- _Task instructions_:
From the listing below, select every line where the word "expectancy" appears.

— start of Record list —

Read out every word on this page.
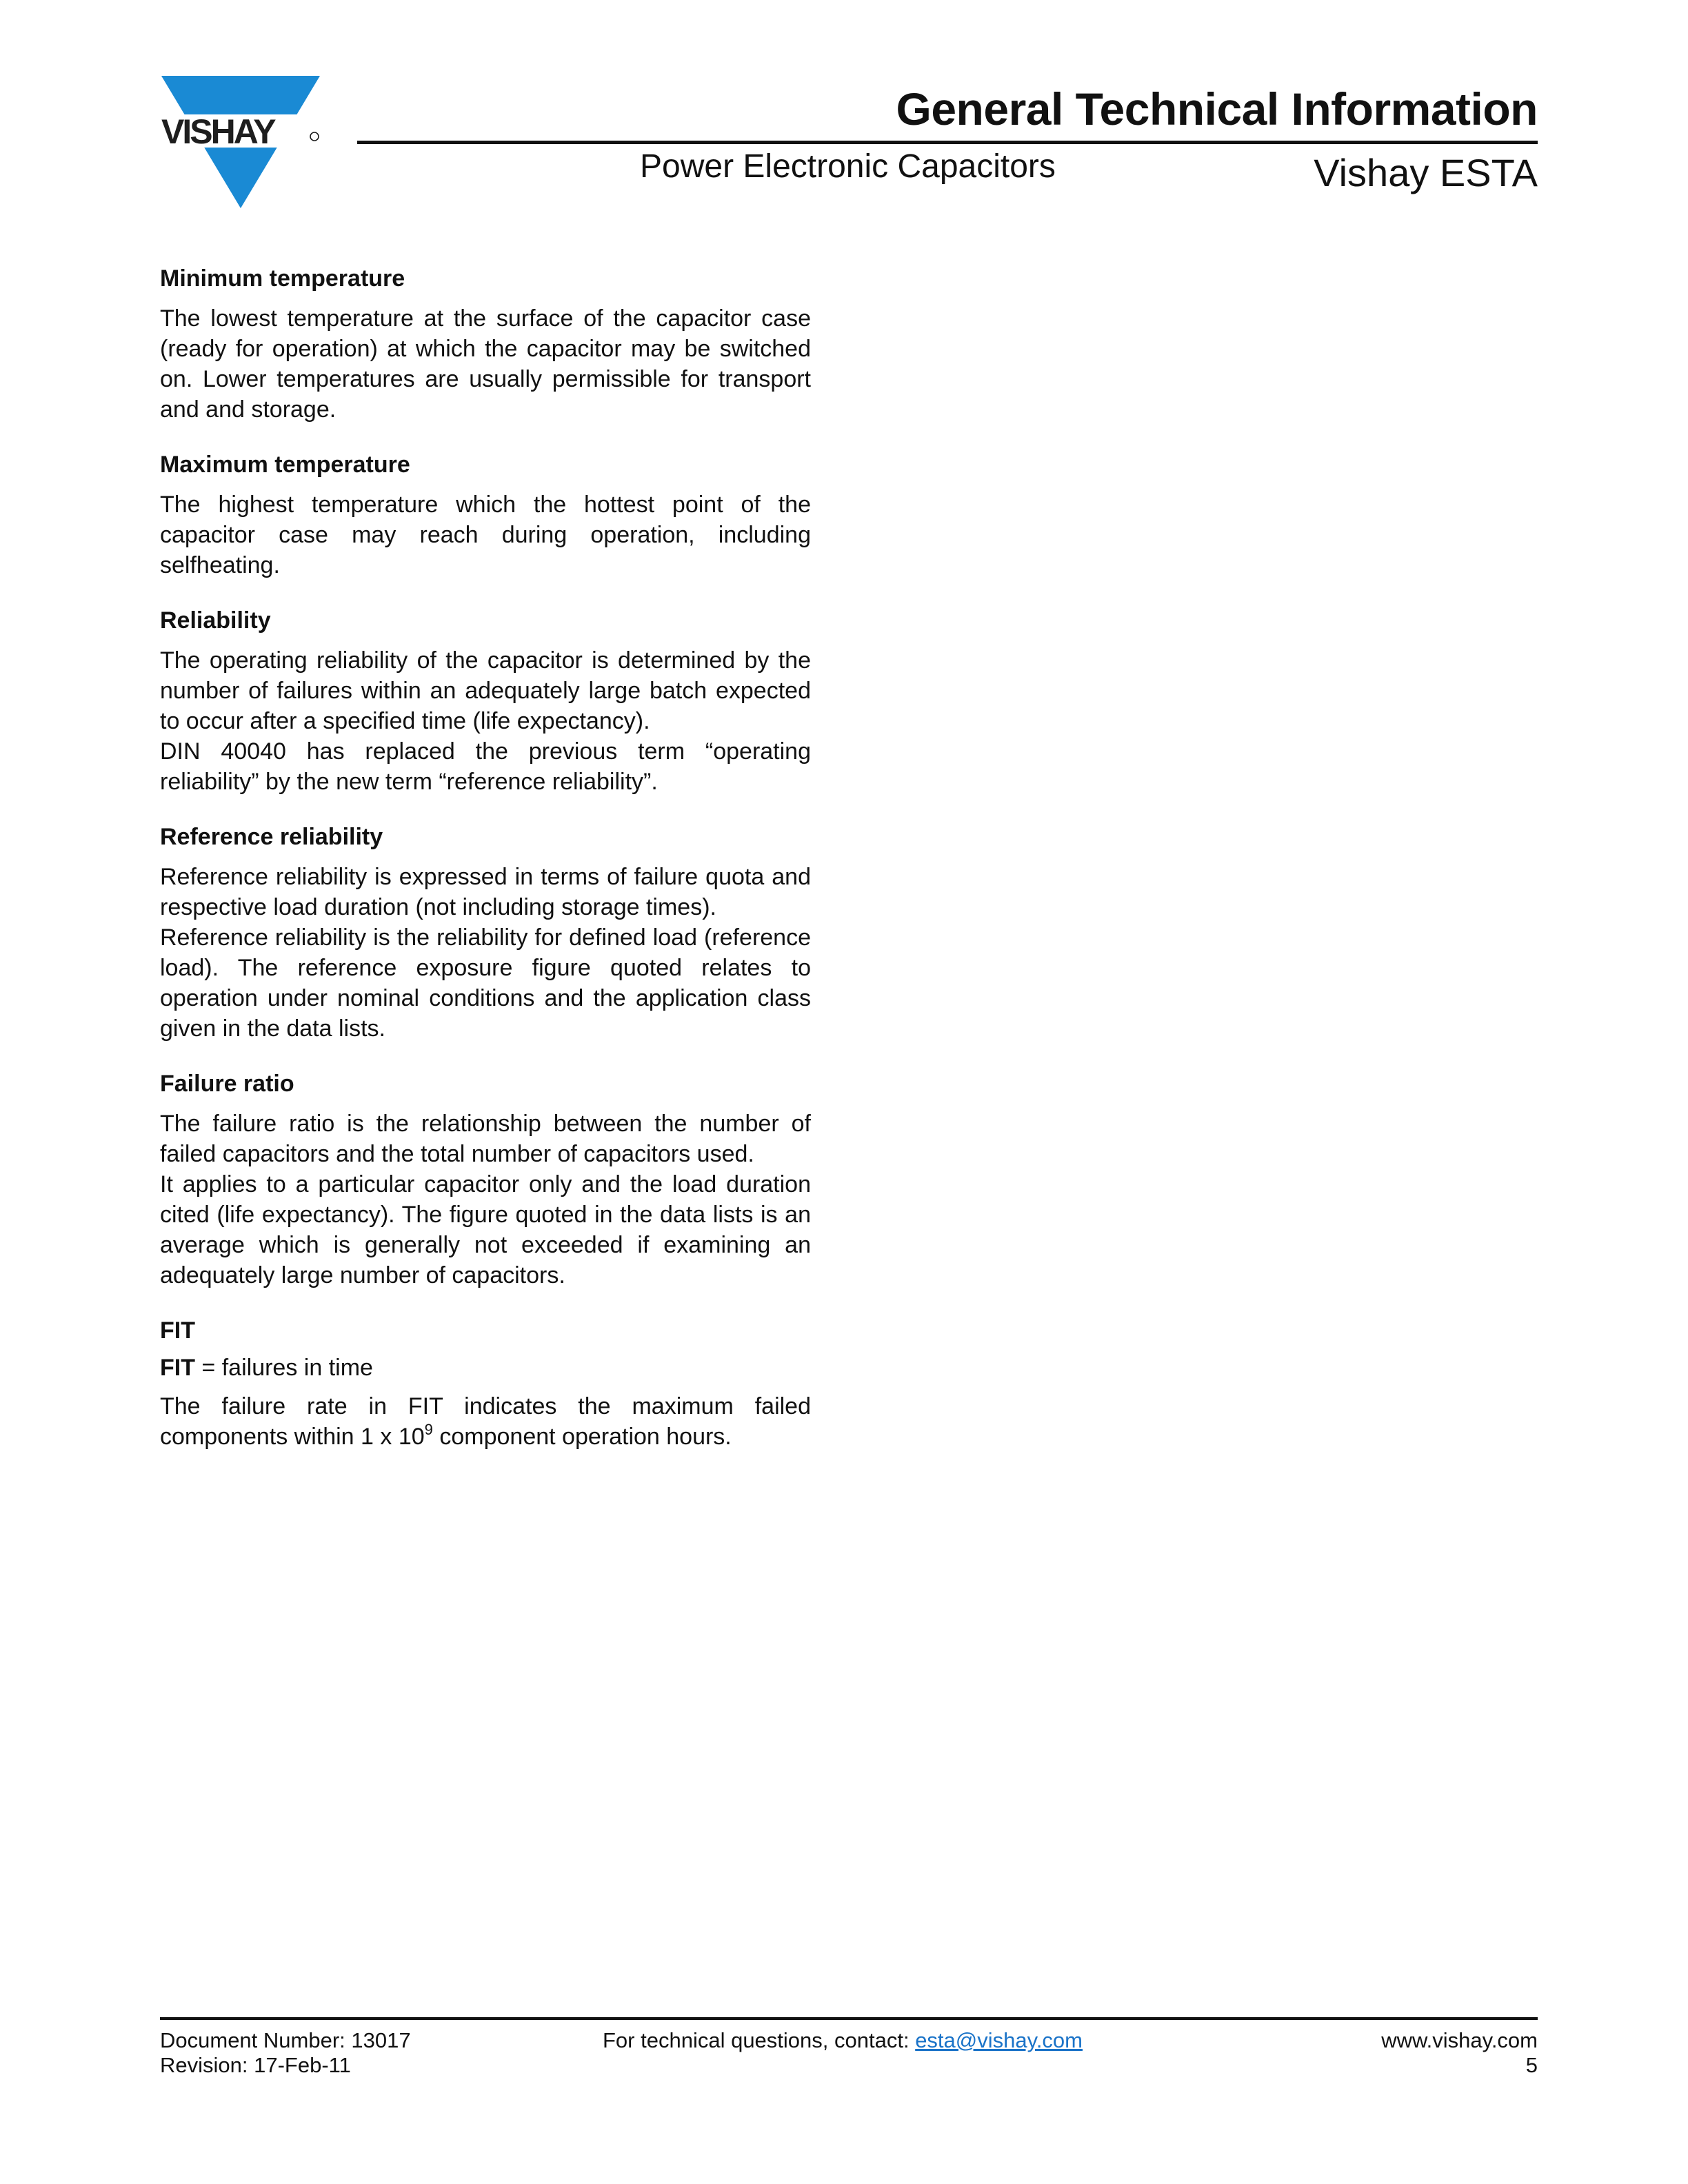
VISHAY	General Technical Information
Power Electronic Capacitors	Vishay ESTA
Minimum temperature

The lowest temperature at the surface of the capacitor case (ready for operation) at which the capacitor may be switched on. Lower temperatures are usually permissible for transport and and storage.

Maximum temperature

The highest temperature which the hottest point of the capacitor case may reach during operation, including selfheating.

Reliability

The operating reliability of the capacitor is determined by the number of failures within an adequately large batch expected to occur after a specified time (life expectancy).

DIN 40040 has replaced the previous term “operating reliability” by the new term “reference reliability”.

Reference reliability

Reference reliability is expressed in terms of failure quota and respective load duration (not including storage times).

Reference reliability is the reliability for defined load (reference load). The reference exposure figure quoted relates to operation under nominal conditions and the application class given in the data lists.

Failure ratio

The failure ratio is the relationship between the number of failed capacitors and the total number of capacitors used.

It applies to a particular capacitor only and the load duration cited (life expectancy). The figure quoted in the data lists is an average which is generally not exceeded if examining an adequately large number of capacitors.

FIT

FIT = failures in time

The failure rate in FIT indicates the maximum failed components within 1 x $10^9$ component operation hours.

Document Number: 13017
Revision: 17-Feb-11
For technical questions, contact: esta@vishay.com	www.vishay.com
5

— end of Record list —
— start of Record list —

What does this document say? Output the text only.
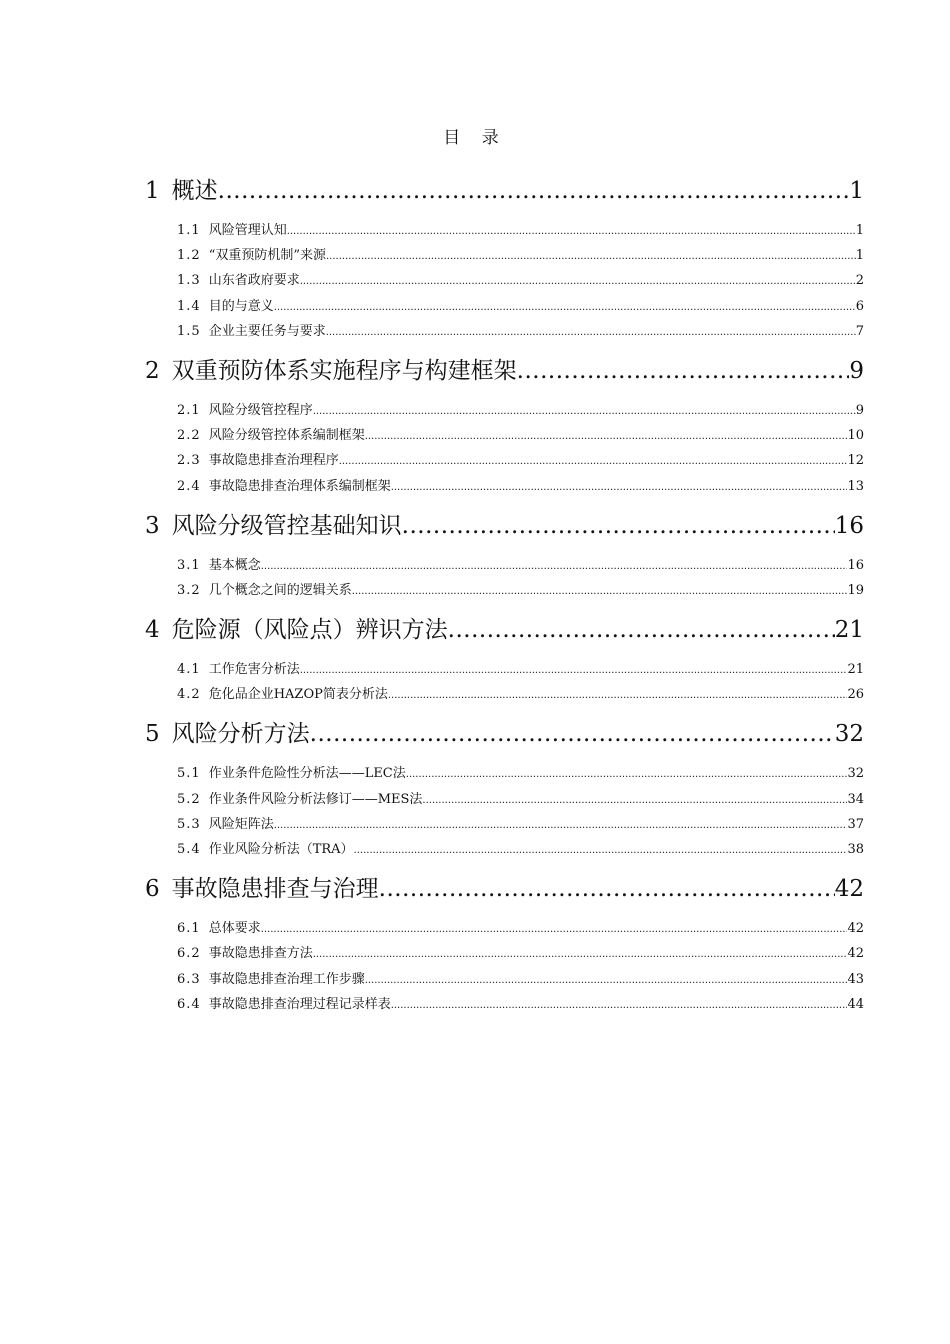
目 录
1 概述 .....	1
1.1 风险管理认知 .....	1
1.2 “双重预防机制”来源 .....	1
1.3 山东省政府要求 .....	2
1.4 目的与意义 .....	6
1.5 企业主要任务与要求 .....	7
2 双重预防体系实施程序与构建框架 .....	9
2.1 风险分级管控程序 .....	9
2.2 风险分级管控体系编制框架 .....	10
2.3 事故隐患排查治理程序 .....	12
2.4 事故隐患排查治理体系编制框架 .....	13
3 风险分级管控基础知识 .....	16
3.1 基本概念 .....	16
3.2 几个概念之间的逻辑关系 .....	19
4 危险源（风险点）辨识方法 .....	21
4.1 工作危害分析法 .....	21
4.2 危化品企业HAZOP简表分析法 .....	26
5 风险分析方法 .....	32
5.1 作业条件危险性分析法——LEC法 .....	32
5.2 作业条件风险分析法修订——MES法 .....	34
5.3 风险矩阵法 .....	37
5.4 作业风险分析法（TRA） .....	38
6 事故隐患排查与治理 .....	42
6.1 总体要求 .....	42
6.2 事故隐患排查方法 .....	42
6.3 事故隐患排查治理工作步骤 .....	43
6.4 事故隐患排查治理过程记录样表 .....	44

— end of Record list —

- _Answer to the problem_:
The operating reliability of the capacitor is determined by the number of failures within an adequately large batch expected to occur after a specified time (life expectancy).
It applies to a particular capacitor only and the load duration cited (life expectancy). The figure quoted in the data lists is an average which is generally not exceeded if examining an adequately large number of capacitors.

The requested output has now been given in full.